*Exercise goal*
Restate the full set of records exactly, without adding or dropping a word.

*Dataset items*
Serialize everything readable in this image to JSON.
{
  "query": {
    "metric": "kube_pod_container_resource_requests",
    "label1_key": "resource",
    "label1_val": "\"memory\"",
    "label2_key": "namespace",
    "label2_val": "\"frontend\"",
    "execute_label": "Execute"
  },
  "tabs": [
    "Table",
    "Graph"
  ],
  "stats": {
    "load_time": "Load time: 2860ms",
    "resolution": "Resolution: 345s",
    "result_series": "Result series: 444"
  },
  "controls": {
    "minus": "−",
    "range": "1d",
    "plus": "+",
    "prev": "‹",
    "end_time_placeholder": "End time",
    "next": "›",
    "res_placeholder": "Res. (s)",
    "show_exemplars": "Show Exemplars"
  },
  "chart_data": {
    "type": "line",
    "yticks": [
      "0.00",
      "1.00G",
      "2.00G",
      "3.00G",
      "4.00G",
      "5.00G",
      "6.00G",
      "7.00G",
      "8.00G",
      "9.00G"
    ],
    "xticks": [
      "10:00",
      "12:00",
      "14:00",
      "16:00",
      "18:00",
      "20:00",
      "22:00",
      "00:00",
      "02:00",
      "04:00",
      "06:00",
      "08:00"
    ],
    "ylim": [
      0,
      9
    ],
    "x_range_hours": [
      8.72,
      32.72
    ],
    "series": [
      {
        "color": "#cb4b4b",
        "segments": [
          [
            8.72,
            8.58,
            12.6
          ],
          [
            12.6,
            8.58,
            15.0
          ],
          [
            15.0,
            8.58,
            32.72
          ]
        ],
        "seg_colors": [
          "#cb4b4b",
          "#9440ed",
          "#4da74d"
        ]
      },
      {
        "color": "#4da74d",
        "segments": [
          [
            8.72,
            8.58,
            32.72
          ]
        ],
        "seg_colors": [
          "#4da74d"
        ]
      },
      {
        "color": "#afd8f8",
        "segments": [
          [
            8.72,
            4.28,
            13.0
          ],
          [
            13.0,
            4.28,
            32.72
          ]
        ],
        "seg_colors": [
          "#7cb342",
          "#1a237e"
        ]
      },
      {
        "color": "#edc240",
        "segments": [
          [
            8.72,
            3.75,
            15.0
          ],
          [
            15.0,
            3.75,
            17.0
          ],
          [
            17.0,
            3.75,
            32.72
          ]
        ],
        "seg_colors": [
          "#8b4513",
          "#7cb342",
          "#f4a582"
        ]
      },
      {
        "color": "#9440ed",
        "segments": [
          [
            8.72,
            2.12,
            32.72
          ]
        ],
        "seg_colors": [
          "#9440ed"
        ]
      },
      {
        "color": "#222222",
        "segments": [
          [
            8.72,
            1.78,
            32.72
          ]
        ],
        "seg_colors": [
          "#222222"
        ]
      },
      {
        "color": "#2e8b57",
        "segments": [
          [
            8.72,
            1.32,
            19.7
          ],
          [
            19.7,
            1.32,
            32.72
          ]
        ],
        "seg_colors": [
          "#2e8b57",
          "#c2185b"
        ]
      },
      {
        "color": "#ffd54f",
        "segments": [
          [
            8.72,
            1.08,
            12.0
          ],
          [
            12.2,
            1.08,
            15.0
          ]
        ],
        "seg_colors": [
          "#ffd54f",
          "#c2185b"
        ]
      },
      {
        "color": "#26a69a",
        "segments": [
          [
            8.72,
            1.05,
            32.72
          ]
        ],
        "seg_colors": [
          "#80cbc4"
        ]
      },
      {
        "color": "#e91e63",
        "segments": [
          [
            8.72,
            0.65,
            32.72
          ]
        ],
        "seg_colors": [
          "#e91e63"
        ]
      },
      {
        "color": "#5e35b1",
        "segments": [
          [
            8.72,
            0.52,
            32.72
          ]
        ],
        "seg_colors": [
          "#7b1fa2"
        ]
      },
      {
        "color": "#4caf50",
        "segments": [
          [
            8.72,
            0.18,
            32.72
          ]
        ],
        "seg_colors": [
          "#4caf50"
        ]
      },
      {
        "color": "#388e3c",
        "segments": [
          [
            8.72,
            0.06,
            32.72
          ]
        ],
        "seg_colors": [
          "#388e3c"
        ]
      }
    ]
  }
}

*Reply*
Serialize everything readable in this image to JSON.
{
  "query": {
    "metric": "kube_pod_container_resource_requests",
    "label1_key": "resource",
    "label1_val": "\"memory\"",
    "label2_key": "namespace",
    "label2_val": "\"frontend\"",
    "execute_label": "Execute"
  },
  "tabs": [
    "Table",
    "Graph"
  ],
  "stats": {
    "load_time": "Load time: 2860ms",
    "resolution": "Resolution: 345s",
    "result_series": "Result series: 444"
  },
  "controls": {
    "minus": "−",
    "range": "1d",
    "plus": "+",
    "prev": "‹",
    "end_time_placeholder": "End time",
    "next": "›",
    "res_placeholder": "Res. (s)",
    "show_exemplars": "Show Exemplars"
  },
  "chart_data": {
    "type": "line",
    "yticks": [
      "0.00",
      "1.00G",
      "2.00G",
      "3.00G",
      "4.00G",
      "5.00G",
      "6.00G",
      "7.00G",
      "8.00G",
      "9.00G"
    ],
    "xticks": [
      "10:00",
      "12:00",
      "14:00",
      "16:00",
      "18:00",
      "20:00",
      "22:00",
      "00:00",
      "02:00",
      "04:00",
      "06:00",
      "08:00"
    ],
    "ylim": [
      0,
      9
    ],
    "x_range_hours": [
      8.72,
      32.72
    ],
    "series": [
      {
        "color": "#cb4b4b",
        "segments": [
          [
            8.72,
            8.58,
            12.6
          ],
          [
            12.6,
            8.58,
            15.0
          ],
          [
            15.0,
            8.58,
            32.72
          ]
        ],
        "seg_colors": [
          "#cb4b4b",
          "#9440ed",
          "#4da74d"
        ]
      },
      {
        "color": "#4da74d",
        "segments": [
          [
            8.72,
            8.58,
            32.72
          ]
        ],
        "seg_colors": [
          "#4da74d"
        ]
      },
      {
        "color": "#afd8f8",
        "segments": [
          [
            8.72,
            4.28,
            13.0
          ],
          [
            13.0,
            4.28,
            32.72
          ]
        ],
        "seg_colors": [
          "#7cb342",
          "#1a237e"
        ]
      },
      {
        "color": "#edc240",
        "segments": [
          [
            8.72,
            3.75,
            15.0
          ],
          [
            15.0,
            3.75,
            17.0
          ],
          [
            17.0,
            3.75,
            32.72
          ]
        ],
        "seg_colors": [
          "#8b4513",
          "#7cb342",
          "#f4a582"
        ]
      },
      {
        "color": "#9440ed",
        "segments": [
          [
            8.72,
            2.12,
            32.72
          ]
        ],
        "seg_colors": [
          "#9440ed"
        ]
      },
      {
        "color": "#222222",
        "segments": [
          [
            8.72,
            1.78,
            32.72
          ]
        ],
        "seg_colors": [
          "#222222"
        ]
      },
      {
        "color": "#2e8b57",
        "segments": [
          [
            8.72,
            1.32,
            19.7
          ],
          [
            19.7,
            1.32,
            32.72
          ]
        ],
        "seg_colors": [
          "#2e8b57",
          "#c2185b"
        ]
      },
      {
        "color": "#ffd54f",
        "segments": [
          [
            8.72,
            1.08,
            12.0
          ],
          [
            12.2,
            1.08,
            15.0
          ]
        ],
        "seg_colors": [
          "#ffd54f",
          "#c2185b"
        ]
      },
      {
        "color": "#26a69a",
        "segments": [
          [
            8.72,
            1.05,
            32.72
          ]
        ],
        "seg_colors": [
          "#80cbc4"
        ]
      },
      {
        "color": "#e91e63",
        "segments": [
          [
            8.72,
            0.65,
            32.72
          ]
        ],
        "seg_colors": [
          "#e91e63"
        ]
      },
      {
        "color": "#5e35b1",
        "segments": [
          [
            8.72,
            0.52,
            32.72
          ]
        ],
        "seg_colors": [
          "#7b1fa2"
        ]
      },
      {
        "color": "#4caf50",
        "segments": [
          [
            8.72,
            0.18,
            32.72
          ]
        ],
        "seg_colors": [
          "#4caf50"
        ]
      },
      {
        "color": "#388e3c",
        "segments": [
          [
            8.72,
            0.06,
            32.72
          ]
        ],
        "seg_colors": [
          "#388e3c"
        ]
      }
    ]
  }
}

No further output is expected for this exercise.